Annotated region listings
>>>>

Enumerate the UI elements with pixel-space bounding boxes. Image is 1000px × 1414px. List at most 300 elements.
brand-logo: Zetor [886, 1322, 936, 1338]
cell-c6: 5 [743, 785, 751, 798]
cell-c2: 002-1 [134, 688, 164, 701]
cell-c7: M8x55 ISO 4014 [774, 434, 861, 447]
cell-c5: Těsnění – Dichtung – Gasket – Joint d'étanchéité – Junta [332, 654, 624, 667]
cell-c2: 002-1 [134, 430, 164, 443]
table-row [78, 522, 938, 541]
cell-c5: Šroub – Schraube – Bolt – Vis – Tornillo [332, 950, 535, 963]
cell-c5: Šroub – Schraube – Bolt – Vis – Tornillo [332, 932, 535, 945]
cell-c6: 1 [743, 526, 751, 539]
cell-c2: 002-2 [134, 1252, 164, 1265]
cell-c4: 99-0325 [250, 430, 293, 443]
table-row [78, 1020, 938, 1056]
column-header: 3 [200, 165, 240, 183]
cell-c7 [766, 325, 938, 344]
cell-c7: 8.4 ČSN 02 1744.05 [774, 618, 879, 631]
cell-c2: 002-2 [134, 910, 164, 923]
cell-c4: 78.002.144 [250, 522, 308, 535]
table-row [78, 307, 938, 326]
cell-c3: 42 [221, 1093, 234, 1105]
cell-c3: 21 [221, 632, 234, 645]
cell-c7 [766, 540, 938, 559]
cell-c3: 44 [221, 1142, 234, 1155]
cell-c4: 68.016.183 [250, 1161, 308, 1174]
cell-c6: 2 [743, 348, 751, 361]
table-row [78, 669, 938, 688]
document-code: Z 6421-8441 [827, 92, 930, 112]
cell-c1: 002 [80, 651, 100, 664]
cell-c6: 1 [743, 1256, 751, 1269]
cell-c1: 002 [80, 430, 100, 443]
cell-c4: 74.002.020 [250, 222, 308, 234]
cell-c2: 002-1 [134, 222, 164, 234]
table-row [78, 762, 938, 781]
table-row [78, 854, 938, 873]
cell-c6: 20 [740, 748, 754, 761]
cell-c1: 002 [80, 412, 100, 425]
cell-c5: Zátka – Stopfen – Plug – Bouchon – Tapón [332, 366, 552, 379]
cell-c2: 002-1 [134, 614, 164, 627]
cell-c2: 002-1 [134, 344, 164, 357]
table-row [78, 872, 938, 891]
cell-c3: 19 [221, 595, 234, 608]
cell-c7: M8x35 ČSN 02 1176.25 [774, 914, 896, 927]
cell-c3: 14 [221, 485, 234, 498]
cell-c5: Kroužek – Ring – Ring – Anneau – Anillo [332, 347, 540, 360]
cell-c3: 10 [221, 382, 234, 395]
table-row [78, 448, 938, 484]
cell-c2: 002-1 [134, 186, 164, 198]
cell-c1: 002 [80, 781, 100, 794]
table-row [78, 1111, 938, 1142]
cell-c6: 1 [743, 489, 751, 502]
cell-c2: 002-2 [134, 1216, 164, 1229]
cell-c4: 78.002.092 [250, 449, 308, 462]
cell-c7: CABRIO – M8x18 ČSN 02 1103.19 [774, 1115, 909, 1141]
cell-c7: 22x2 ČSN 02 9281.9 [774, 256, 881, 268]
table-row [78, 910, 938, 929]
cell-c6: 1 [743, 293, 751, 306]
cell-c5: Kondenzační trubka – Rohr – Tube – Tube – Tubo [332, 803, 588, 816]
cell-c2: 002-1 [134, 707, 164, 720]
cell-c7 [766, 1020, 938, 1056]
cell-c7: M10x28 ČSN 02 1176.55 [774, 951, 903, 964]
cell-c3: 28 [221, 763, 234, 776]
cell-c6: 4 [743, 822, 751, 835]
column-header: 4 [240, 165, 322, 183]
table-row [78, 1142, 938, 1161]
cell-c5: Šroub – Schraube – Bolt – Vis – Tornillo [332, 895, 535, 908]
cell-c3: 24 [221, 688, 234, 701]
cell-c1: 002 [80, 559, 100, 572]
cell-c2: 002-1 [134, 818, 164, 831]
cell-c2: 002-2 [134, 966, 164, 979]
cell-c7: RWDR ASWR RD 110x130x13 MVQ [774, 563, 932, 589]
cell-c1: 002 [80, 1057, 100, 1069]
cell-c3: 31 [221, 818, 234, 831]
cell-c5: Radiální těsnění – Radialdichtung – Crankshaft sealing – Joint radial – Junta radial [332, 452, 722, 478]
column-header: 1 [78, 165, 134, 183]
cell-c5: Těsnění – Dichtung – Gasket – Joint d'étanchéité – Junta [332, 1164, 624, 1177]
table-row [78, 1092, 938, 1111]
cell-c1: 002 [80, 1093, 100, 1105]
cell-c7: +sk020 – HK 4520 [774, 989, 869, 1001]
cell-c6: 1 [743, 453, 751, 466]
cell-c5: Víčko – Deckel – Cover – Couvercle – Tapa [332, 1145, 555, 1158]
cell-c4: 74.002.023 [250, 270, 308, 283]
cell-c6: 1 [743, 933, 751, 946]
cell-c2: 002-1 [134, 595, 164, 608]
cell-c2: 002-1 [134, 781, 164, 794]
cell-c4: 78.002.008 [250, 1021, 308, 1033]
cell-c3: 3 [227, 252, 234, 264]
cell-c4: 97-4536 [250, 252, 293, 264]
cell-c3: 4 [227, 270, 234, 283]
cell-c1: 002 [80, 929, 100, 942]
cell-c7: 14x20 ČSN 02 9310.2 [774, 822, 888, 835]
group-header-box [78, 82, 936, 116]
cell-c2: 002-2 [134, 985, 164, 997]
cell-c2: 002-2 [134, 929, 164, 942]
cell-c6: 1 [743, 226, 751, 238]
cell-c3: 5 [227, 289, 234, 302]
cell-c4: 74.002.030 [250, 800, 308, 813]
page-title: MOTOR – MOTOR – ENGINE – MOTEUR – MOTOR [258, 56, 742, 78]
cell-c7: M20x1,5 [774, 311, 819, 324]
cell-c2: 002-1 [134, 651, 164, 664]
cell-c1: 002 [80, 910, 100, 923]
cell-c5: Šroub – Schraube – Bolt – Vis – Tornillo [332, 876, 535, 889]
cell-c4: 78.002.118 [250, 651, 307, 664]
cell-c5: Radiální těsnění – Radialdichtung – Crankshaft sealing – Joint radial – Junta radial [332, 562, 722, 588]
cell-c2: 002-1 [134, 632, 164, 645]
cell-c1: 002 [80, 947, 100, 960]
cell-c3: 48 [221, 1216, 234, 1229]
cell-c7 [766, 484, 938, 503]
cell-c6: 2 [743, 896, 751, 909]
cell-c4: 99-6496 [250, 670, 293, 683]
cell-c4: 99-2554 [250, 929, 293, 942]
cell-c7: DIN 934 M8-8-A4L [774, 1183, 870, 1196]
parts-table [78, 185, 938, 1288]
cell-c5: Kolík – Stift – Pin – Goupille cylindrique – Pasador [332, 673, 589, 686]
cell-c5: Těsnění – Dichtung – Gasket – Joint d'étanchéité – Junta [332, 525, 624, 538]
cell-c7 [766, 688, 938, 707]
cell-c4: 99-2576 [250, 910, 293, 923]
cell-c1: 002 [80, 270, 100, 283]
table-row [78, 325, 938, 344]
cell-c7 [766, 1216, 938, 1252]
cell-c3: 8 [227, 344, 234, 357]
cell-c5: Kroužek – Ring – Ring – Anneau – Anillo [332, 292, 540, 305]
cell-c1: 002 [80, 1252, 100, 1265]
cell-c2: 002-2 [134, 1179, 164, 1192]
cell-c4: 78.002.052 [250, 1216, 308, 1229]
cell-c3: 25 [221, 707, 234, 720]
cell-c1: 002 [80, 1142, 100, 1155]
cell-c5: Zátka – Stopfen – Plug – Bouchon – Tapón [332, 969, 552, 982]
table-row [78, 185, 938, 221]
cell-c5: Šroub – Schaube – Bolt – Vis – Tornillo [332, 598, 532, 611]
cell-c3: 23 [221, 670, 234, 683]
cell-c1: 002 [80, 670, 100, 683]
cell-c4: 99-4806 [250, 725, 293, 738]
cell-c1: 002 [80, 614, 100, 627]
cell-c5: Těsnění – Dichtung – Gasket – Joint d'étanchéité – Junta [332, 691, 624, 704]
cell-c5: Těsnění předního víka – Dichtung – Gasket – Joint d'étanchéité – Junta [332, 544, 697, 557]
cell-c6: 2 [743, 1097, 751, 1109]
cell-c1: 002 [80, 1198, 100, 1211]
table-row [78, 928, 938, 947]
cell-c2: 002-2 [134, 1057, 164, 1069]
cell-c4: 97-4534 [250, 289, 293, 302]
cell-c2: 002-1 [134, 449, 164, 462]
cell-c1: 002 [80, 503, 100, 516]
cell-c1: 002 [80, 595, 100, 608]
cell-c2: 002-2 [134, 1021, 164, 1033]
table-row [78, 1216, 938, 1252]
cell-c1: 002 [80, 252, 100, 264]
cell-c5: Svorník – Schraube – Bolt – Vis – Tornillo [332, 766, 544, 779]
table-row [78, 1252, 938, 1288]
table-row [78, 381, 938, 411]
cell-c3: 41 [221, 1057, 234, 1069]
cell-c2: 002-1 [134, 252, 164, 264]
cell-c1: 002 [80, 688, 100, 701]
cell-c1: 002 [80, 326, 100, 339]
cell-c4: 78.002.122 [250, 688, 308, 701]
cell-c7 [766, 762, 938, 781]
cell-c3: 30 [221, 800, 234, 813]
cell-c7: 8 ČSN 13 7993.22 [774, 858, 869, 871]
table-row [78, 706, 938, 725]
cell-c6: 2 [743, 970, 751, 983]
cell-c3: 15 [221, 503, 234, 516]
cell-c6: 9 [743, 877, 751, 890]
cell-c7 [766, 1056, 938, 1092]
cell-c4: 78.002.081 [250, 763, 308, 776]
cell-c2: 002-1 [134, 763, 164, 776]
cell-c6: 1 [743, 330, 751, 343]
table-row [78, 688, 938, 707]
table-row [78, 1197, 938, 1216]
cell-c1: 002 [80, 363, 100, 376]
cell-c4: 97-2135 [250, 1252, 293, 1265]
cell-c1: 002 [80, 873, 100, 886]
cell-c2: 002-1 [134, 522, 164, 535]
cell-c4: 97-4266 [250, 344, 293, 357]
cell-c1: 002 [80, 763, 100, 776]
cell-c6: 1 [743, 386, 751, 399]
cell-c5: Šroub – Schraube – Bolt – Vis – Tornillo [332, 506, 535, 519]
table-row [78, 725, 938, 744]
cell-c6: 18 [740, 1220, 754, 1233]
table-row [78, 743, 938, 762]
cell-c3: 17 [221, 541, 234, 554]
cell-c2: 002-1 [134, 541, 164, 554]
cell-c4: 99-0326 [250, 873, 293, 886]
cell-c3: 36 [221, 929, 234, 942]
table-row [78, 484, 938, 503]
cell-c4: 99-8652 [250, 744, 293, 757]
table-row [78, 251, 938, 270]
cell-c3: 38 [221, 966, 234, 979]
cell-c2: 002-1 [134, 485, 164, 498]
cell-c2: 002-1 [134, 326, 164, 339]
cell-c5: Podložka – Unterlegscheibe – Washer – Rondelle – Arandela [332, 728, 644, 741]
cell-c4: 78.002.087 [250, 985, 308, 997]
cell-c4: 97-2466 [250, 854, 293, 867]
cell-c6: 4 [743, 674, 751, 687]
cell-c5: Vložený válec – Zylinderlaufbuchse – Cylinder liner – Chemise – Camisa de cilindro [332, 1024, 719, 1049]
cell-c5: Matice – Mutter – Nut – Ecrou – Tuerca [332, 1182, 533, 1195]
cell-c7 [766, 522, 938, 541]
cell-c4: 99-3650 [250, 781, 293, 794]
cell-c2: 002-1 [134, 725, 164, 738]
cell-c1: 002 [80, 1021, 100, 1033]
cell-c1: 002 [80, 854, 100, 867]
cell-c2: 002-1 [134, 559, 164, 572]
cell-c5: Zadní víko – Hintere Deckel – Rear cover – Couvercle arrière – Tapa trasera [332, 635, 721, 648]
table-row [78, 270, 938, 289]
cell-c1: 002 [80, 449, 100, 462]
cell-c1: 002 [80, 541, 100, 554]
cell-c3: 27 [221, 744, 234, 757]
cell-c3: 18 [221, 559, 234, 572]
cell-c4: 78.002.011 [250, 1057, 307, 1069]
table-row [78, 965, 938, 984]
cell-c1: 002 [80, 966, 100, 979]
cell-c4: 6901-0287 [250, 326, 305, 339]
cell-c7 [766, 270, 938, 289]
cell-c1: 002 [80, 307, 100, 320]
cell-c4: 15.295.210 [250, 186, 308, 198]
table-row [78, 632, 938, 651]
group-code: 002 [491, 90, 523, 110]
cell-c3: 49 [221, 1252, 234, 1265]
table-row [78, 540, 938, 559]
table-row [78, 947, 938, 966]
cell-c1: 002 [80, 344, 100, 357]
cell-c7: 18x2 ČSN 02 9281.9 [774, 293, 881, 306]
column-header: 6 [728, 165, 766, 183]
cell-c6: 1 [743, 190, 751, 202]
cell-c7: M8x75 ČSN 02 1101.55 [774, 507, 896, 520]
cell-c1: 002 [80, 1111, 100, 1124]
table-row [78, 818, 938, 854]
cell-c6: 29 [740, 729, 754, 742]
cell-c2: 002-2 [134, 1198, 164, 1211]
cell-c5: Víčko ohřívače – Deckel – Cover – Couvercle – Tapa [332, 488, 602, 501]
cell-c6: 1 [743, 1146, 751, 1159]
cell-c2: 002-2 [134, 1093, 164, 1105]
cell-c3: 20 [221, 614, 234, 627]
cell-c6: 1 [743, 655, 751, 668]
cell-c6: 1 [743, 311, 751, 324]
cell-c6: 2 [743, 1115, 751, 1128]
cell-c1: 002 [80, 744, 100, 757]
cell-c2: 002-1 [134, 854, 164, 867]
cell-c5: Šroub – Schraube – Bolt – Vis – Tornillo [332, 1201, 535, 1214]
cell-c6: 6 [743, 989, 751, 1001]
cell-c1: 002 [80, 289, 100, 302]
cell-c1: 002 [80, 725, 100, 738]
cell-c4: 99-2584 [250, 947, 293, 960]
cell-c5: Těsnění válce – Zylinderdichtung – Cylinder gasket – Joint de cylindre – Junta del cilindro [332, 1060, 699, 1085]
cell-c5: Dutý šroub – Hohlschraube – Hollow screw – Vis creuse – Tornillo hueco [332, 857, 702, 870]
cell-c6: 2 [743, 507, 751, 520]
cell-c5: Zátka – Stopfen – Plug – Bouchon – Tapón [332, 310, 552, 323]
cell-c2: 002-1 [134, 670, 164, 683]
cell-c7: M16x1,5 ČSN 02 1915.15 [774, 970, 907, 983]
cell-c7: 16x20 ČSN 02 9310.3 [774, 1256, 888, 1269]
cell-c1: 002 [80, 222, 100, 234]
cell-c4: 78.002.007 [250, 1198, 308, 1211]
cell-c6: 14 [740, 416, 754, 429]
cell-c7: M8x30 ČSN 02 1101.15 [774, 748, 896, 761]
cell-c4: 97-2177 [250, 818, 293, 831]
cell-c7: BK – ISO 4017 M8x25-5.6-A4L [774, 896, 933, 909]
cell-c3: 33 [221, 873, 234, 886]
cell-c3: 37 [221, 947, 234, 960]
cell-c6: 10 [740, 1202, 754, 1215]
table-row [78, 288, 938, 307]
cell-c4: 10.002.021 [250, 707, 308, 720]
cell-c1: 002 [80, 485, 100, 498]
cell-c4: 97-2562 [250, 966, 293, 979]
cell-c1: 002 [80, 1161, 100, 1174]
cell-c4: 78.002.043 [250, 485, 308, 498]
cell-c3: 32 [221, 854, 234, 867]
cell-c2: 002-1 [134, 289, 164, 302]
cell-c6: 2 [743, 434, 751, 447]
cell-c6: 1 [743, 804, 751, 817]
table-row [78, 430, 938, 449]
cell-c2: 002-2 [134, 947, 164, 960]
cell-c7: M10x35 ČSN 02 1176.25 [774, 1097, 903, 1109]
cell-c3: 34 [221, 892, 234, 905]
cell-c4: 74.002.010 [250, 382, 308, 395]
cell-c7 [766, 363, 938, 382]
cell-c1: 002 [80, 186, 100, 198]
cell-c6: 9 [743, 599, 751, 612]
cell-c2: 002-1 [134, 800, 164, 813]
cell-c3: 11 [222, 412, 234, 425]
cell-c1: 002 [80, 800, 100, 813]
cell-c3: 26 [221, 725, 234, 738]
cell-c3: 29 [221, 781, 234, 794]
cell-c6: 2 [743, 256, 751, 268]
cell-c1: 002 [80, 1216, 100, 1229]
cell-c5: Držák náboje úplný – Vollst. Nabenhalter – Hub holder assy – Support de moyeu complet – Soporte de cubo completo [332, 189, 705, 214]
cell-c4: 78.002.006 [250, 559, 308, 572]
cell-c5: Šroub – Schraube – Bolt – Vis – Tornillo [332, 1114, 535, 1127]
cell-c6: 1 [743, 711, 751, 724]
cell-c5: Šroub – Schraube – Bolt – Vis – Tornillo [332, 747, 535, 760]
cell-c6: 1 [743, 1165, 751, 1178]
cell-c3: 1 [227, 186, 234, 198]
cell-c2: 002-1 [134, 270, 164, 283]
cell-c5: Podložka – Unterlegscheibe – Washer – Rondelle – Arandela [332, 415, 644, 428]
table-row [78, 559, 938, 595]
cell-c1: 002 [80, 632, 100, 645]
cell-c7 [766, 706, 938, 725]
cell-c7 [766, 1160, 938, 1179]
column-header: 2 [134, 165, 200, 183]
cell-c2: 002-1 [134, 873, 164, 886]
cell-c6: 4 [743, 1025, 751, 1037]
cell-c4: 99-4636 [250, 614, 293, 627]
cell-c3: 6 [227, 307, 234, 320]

<<<<

Given task —
Can you print every line of the listings, character for character, from the very first one down to the one containing "cell-c1: 002 [80, 781, 100, 794]", with both ends included?

Solution for this problem —
Enumerate the UI elements with pixel-space bounding boxes. Image is 1000px × 1414px. List at most 300 elements.
brand-logo: Zetor [886, 1322, 936, 1338]
cell-c6: 5 [743, 785, 751, 798]
cell-c2: 002-1 [134, 688, 164, 701]
cell-c7: M8x55 ISO 4014 [774, 434, 861, 447]
cell-c5: Těsnění – Dichtung – Gasket – Joint d'étanchéité – Junta [332, 654, 624, 667]
cell-c2: 002-1 [134, 430, 164, 443]
table-row [78, 522, 938, 541]
cell-c5: Šroub – Schraube – Bolt – Vis – Tornillo [332, 950, 535, 963]
cell-c5: Šroub – Schraube – Bolt – Vis – Tornillo [332, 932, 535, 945]
cell-c6: 1 [743, 526, 751, 539]
cell-c2: 002-2 [134, 1252, 164, 1265]
cell-c4: 99-0325 [250, 430, 293, 443]
table-row [78, 1020, 938, 1056]
column-header: 3 [200, 165, 240, 183]
cell-c7 [766, 325, 938, 344]
cell-c7: 8.4 ČSN 02 1744.05 [774, 618, 879, 631]
cell-c2: 002-2 [134, 910, 164, 923]
cell-c4: 78.002.144 [250, 522, 308, 535]
table-row [78, 307, 938, 326]
cell-c3: 42 [221, 1093, 234, 1105]
cell-c3: 21 [221, 632, 234, 645]
cell-c7 [766, 540, 938, 559]
cell-c3: 44 [221, 1142, 234, 1155]
cell-c4: 68.016.183 [250, 1161, 308, 1174]
cell-c6: 2 [743, 348, 751, 361]
table-row [78, 669, 938, 688]
document-code: Z 6421-8441 [827, 92, 930, 112]
cell-c1: 002 [80, 651, 100, 664]
cell-c6: 1 [743, 1256, 751, 1269]
cell-c1: 002 [80, 430, 100, 443]
cell-c4: 74.002.020 [250, 222, 308, 234]
cell-c2: 002-1 [134, 222, 164, 234]
table-row [78, 762, 938, 781]
table-row [78, 854, 938, 873]
cell-c6: 20 [740, 748, 754, 761]
cell-c1: 002 [80, 412, 100, 425]
cell-c5: Zátka – Stopfen – Plug – Bouchon – Tapón [332, 366, 552, 379]
cell-c2: 002-1 [134, 614, 164, 627]
cell-c2: 002-1 [134, 344, 164, 357]
table-row [78, 872, 938, 891]
cell-c3: 19 [221, 595, 234, 608]
cell-c7: M8x35 ČSN 02 1176.25 [774, 914, 896, 927]
cell-c3: 14 [221, 485, 234, 498]
cell-c5: Kroužek – Ring – Ring – Anneau – Anillo [332, 347, 540, 360]
cell-c3: 10 [221, 382, 234, 395]
table-row [78, 448, 938, 484]
cell-c2: 002-1 [134, 186, 164, 198]
cell-c1: 002 [80, 781, 100, 794]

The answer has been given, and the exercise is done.